**原文节选**
════════

在容器中运行 Prometheus

图片来源

Opensource.com

Prometheus 是一个开源的监控和警报系统，通过将定义的指标存储在时间序列数据库中，提供对计算机、应用程序或集群的状态和历史的洞察。它提供了一个强大的查询语言 PromQL，帮助你探索和理解它存储的数据。Prometheus 还包括一个 Alertmanager，可以让你在收集的指标超过某些阈值时轻松触发通知。最重要的是，Prometheus 灵活且易于设置，可以监控你需要跟踪的任何系统的各种指标。

作为 Red Hat OpenShift Dedicated 团队的站点可靠性工程师 (SRE)，我们将 Prometheus 用作我们集群和基础设施其他方面的监控和警报的核心组件。使用 Prometheus，我们可以通过跟踪从集群和我们运行的节点收集的数据中的趋势来预测何时可能发生问题。我们可以在超过某些阈值或发生事件时触发警报。作为 Grafana 的数据源，Prometheus 使我们能够生成随时间推移的数据图表，以了解集群或服务的行为方式。

Prometheus 是我们在工作中使用的战略性基础设施，但它对我在家里也很有用。幸运的是，它不仅功能强大且有用，而且易于在家庭环境中设置，无论是否使用 Kubernetes、OpenShift、容器等。本文向你展示如何构建 Prometheus 容器镜像，并设置 Prometheus Node Exporter 以从家用计算机收集数据。它还解释了一些基本的 PromQL，Prometheus 使用的查询语言，用于返回数据和创建图表。

构建 Prometheus 容器镜像

Prometheus 项目发布了自己的容器镜像，quay.io/prometheus/prometheus。但是，我喜欢为家庭项目构建自己的容器镜像，并且更喜欢为我的项目使用 Red Hat 通用基础镜像系列。这些镜像可供任何人免费使用。我更喜欢基于 Red Hat Enterprise Linux 8 的通用基础镜像 8 最小版 (ubi8-minimal) 镜像。 ubi8-minimal 镜像是普通 ubi8 镜像的较小版本。它比官方 Prometheus 容器镜像的超稀疏 Busybox 镜像更大，但由于我对其他项目使用通用基础镜像，因此该层在磁盘空间方面对我来说是抵消的。（如果两个镜像使用同一层，则该层在它们之间共享，并且在第一个镜像之后不会使用任何额外的磁盘空间。）

我这个项目的 Containerfile 被分割成一个多阶段构建。第一阶段，builder，通过 DNF 包安装一些工具，以便更容易地从 GitHub 下载和提取 Prometheus 版本，然后下载我需要的任何架构的特定版本（ARM64 用于我的 Raspberry Pi Kubernetes 集群或 AMD64 用于在我的笔记本电脑上本地运行），并提取它

# The first stage build, downloading Prometheus from Github and extracting it

FROM registry.access.redhat.com/ubi8/ubi-minimal as builder
LABEL maintainer "Chris Collins <collins.christopher@gmail.com>"

════════

**所收材料**
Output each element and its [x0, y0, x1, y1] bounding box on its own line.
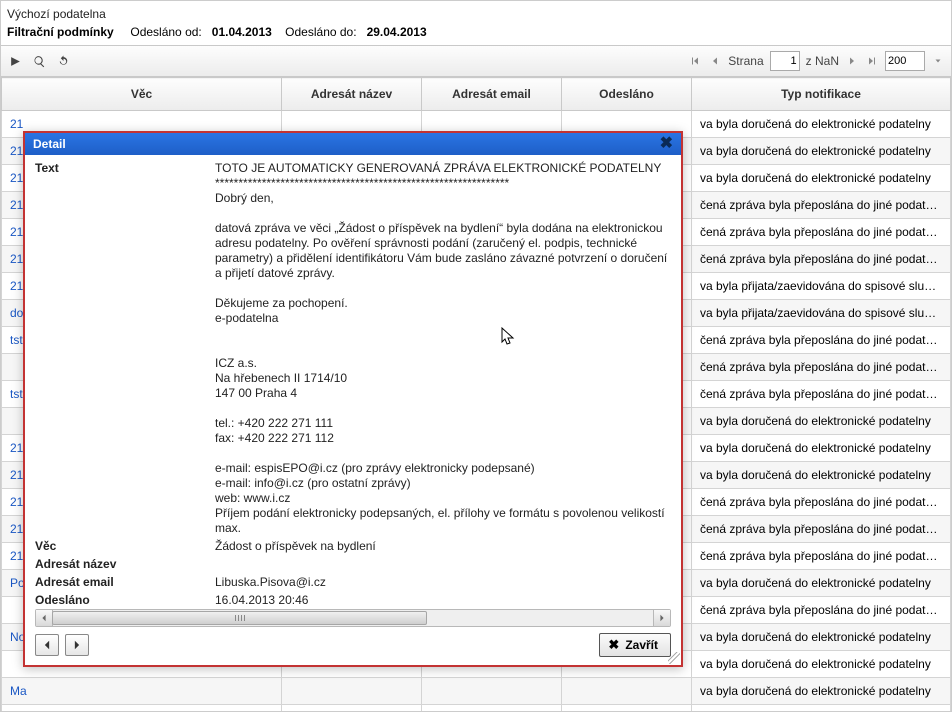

════════

**练习题目**
**a.** 请抄录关于 Prometheus 的文章中从“作为 Red Hat OpenShift”开始、到“Grafana 的数据源，Prometheus 使我们能够生成随时间推移的数据图表，以了解集群或服务的行为方式。”结束的部分。
**b.** 请判断下列说法是否与关于 Prometheus 的文章相符，逐条回答“是”或“否”，并原文引出起决定作用的字句。
(i) ubi8-minimal 镜像比普通 ubi8 镜像小。
(ii) 官方 Prometheus 容器镜像以 ubi8-minimal 为基础镜像。
(iii) Containerfile 多阶段构建的第一阶段名为 builder。
**c.** 根据关于 Prometheus 的文章，Prometheus 提供的查询语言叫什么名字？

**题目解答**
**a.**
作为 Red Hat OpenShift Dedicated 团队的站点可靠性工程师 (SRE)，我们将 Prometheus 用作我们集群和基础设施其他方面的监控和警报的核心组件。使用 Prometheus，我们可以通过跟踪从集群和我们运行的节点收集的数据中的趋势来预测何时可能发生问题。我们可以在超过某些阈值或发生事件时触发警报。作为 Grafana 的数据源，Prometheus 使我们能够生成随时间推移的数据图表，以了解集群或服务的行为方式。

**b.**
(i) 是。“ubi8-minimal 镜像是普通 ubi8 镜像的较小版本。”
(ii) 否。“它比官方 Prometheus 容器镜像的超稀疏 Busybox 镜像更大”
(iii) 是。“第一阶段，builder，通过 DNF 包安装一些工具”

**c.** PromQL。